**** Given records ****

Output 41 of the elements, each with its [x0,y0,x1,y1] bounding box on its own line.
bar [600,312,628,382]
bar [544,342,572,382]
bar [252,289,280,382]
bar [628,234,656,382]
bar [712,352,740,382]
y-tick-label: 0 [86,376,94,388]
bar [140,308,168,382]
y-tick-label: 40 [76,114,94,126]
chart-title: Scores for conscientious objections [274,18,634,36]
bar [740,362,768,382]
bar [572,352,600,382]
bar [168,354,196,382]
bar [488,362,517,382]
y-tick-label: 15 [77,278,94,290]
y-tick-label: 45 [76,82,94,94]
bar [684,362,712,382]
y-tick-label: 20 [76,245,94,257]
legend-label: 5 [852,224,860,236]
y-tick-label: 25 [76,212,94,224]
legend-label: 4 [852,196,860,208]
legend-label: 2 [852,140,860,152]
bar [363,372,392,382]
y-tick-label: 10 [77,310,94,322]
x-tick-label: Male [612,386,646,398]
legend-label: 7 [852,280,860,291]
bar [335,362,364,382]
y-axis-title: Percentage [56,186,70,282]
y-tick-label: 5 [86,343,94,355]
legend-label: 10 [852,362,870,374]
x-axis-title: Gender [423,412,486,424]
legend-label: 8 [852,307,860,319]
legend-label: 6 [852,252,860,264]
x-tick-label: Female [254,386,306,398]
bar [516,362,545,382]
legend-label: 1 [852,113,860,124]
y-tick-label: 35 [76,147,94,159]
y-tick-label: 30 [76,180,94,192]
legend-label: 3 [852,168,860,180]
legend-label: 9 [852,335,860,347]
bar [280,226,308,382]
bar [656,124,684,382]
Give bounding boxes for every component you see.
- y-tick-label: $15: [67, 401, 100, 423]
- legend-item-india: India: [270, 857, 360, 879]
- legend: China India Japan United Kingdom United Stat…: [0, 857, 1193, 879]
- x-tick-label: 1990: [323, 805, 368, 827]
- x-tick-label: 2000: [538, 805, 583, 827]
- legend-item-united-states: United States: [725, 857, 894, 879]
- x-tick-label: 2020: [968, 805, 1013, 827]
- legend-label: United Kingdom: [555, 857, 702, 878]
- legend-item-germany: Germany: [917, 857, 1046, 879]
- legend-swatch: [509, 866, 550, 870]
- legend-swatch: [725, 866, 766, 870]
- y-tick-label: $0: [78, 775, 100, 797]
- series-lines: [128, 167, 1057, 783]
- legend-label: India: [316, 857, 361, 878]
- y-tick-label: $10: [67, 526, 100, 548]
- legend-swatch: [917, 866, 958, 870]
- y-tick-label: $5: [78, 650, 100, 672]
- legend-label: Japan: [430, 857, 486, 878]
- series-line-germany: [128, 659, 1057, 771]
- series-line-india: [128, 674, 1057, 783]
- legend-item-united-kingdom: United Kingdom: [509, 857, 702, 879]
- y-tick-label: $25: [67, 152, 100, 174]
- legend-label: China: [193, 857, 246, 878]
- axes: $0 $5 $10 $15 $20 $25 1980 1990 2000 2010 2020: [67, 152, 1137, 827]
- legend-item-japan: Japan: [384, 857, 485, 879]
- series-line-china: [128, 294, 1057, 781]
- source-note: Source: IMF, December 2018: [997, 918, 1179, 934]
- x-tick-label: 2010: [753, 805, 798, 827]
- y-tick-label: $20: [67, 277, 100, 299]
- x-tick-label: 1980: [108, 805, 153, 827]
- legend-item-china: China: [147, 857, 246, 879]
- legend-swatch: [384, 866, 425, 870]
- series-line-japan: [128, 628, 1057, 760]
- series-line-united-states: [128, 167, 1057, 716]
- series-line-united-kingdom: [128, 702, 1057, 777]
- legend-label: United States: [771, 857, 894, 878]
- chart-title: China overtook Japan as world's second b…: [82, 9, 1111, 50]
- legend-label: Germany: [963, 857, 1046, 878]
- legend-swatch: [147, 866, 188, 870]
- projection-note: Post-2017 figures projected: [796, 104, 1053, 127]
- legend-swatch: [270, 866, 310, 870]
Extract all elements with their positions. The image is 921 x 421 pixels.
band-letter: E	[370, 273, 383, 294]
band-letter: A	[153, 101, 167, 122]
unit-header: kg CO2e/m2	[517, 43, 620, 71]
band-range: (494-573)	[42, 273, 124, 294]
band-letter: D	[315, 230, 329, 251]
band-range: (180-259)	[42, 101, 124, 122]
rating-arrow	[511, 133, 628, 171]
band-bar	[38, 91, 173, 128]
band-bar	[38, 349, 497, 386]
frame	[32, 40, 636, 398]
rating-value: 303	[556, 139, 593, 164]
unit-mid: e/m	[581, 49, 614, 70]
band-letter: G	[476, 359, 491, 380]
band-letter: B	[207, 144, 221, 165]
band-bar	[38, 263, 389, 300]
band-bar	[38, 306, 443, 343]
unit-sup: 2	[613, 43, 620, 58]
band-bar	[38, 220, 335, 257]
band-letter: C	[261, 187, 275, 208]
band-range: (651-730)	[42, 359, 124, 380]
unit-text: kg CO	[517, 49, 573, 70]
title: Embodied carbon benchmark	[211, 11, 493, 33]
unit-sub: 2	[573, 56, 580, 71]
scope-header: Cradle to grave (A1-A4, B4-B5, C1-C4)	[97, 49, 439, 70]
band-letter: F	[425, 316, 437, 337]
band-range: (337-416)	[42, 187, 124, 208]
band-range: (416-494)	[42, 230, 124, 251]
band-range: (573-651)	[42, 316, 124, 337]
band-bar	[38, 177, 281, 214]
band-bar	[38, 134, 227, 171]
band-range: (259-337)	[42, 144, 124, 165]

****

What this task involves: Return every line of each listing above, character for character, with nothing changed or left out.

Solution to the problem:
Output 41 of the elements, each with its [x0,y0,x1,y1] bounding box on its own line.
bar [600,312,628,382]
bar [544,342,572,382]
bar [252,289,280,382]
bar [628,234,656,382]
bar [712,352,740,382]
y-tick-label: 0 [86,376,94,388]
bar [140,308,168,382]
y-tick-label: 40 [76,114,94,126]
chart-title: Scores for conscientious objections [274,18,634,36]
bar [740,362,768,382]
bar [572,352,600,382]
bar [168,354,196,382]
bar [488,362,517,382]
y-tick-label: 15 [77,278,94,290]
y-tick-label: 45 [76,82,94,94]
bar [684,362,712,382]
y-tick-label: 20 [76,245,94,257]
legend-label: 5 [852,224,860,236]
y-tick-label: 25 [76,212,94,224]
legend-label: 4 [852,196,860,208]
legend-label: 2 [852,140,860,152]
bar [363,372,392,382]
y-tick-label: 10 [77,310,94,322]
x-tick-label: Male [612,386,646,398]
legend-label: 7 [852,280,860,291]
bar [335,362,364,382]
y-axis-title: Percentage [56,186,70,282]
y-tick-label: 5 [86,343,94,355]
legend-label: 10 [852,362,870,374]
x-axis-title: Gender [423,412,486,424]
legend-label: 8 [852,307,860,319]
legend-label: 6 [852,252,860,264]
x-tick-label: Female [254,386,306,398]
bar [516,362,545,382]
legend-label: 1 [852,113,860,124]
y-tick-label: 35 [76,147,94,159]
y-tick-label: 30 [76,180,94,192]
legend-label: 3 [852,168,860,180]
legend-label: 9 [852,335,860,347]
bar [280,226,308,382]
bar [656,124,684,382]
Give bounding boxes for every component you see.
- y-tick-label: $15: [67, 401, 100, 423]
- legend-item-india: India: [270, 857, 360, 879]
- legend: China India Japan United Kingdom United Stat…: [0, 857, 1193, 879]
- x-tick-label: 1990: [323, 805, 368, 827]
- x-tick-label: 2000: [538, 805, 583, 827]
- legend-item-united-states: United States: [725, 857, 894, 879]
- x-tick-label: 2020: [968, 805, 1013, 827]
- legend-label: United Kingdom: [555, 857, 702, 878]
- legend-item-germany: Germany: [917, 857, 1046, 879]
- legend-swatch: [509, 866, 550, 870]
- legend-swatch: [725, 866, 766, 870]
- y-tick-label: $0: [78, 775, 100, 797]
- series-lines: [128, 167, 1057, 783]
- legend-label: India: [316, 857, 361, 878]
- y-tick-label: $10: [67, 526, 100, 548]
- legend-swatch: [917, 866, 958, 870]
- y-tick-label: $5: [78, 650, 100, 672]
- legend-label: Japan: [430, 857, 486, 878]
- series-line-germany: [128, 659, 1057, 771]
- series-line-india: [128, 674, 1057, 783]
- legend-item-united-kingdom: United Kingdom: [509, 857, 702, 879]
- y-tick-label: $25: [67, 152, 100, 174]
- legend-label: China: [193, 857, 246, 878]
- axes: $0 $5 $10 $15 $20 $25 1980 1990 2000 2010 2020: [67, 152, 1137, 827]
- legend-item-japan: Japan: [384, 857, 485, 879]
- series-line-china: [128, 294, 1057, 781]
- source-note: Source: IMF, December 2018: [997, 918, 1179, 934]
- x-tick-label: 2010: [753, 805, 798, 827]
- y-tick-label: $20: [67, 277, 100, 299]
- x-tick-label: 1980: [108, 805, 153, 827]
- legend-item-china: China: [147, 857, 246, 879]
- legend-swatch: [384, 866, 425, 870]
- series-line-japan: [128, 628, 1057, 760]
- series-line-united-states: [128, 167, 1057, 716]
- series-line-united-kingdom: [128, 702, 1057, 777]
- legend-label: United States: [771, 857, 894, 878]
- chart-title: China overtook Japan as world's second b…: [82, 9, 1111, 50]
- legend-label: Germany: [963, 857, 1046, 878]
- legend-swatch: [147, 866, 188, 870]
- projection-note: Post-2017 figures projected: [796, 104, 1053, 127]
- legend-swatch: [270, 866, 310, 870]
Extract all elements with their positions. The image is 921 x 421 pixels.
band-letter: E	[370, 273, 383, 294]
band-letter: A	[153, 101, 167, 122]
unit-header: kg CO2e/m2	[517, 43, 620, 71]
band-range: (494-573)	[42, 273, 124, 294]
band-letter: D	[315, 230, 329, 251]
band-range: (180-259)	[42, 101, 124, 122]
rating-arrow	[511, 133, 628, 171]
band-bar	[38, 91, 173, 128]
band-bar	[38, 349, 497, 386]
frame	[32, 40, 636, 398]
rating-value: 303	[556, 139, 593, 164]
unit-mid: e/m	[581, 49, 614, 70]
band-letter: G	[476, 359, 491, 380]
band-letter: B	[207, 144, 221, 165]
band-bar	[38, 263, 389, 300]
band-bar	[38, 306, 443, 343]
unit-sup: 2	[613, 43, 620, 58]
band-bar	[38, 220, 335, 257]
band-letter: C	[261, 187, 275, 208]
band-range: (651-730)	[42, 359, 124, 380]
unit-text: kg CO	[517, 49, 573, 70]
title: Embodied carbon benchmark	[211, 11, 493, 33]
unit-sub: 2	[573, 56, 580, 71]
scope-header: Cradle to grave (A1-A4, B4-B5, C1-C4)	[97, 49, 439, 70]
band-letter: F	[425, 316, 437, 337]
band-range: (337-416)	[42, 187, 124, 208]
band-range: (416-494)	[42, 230, 124, 251]
band-range: (573-651)	[42, 316, 124, 337]
band-bar	[38, 177, 281, 214]
band-bar	[38, 134, 227, 171]
band-range: (259-337)	[42, 144, 124, 165]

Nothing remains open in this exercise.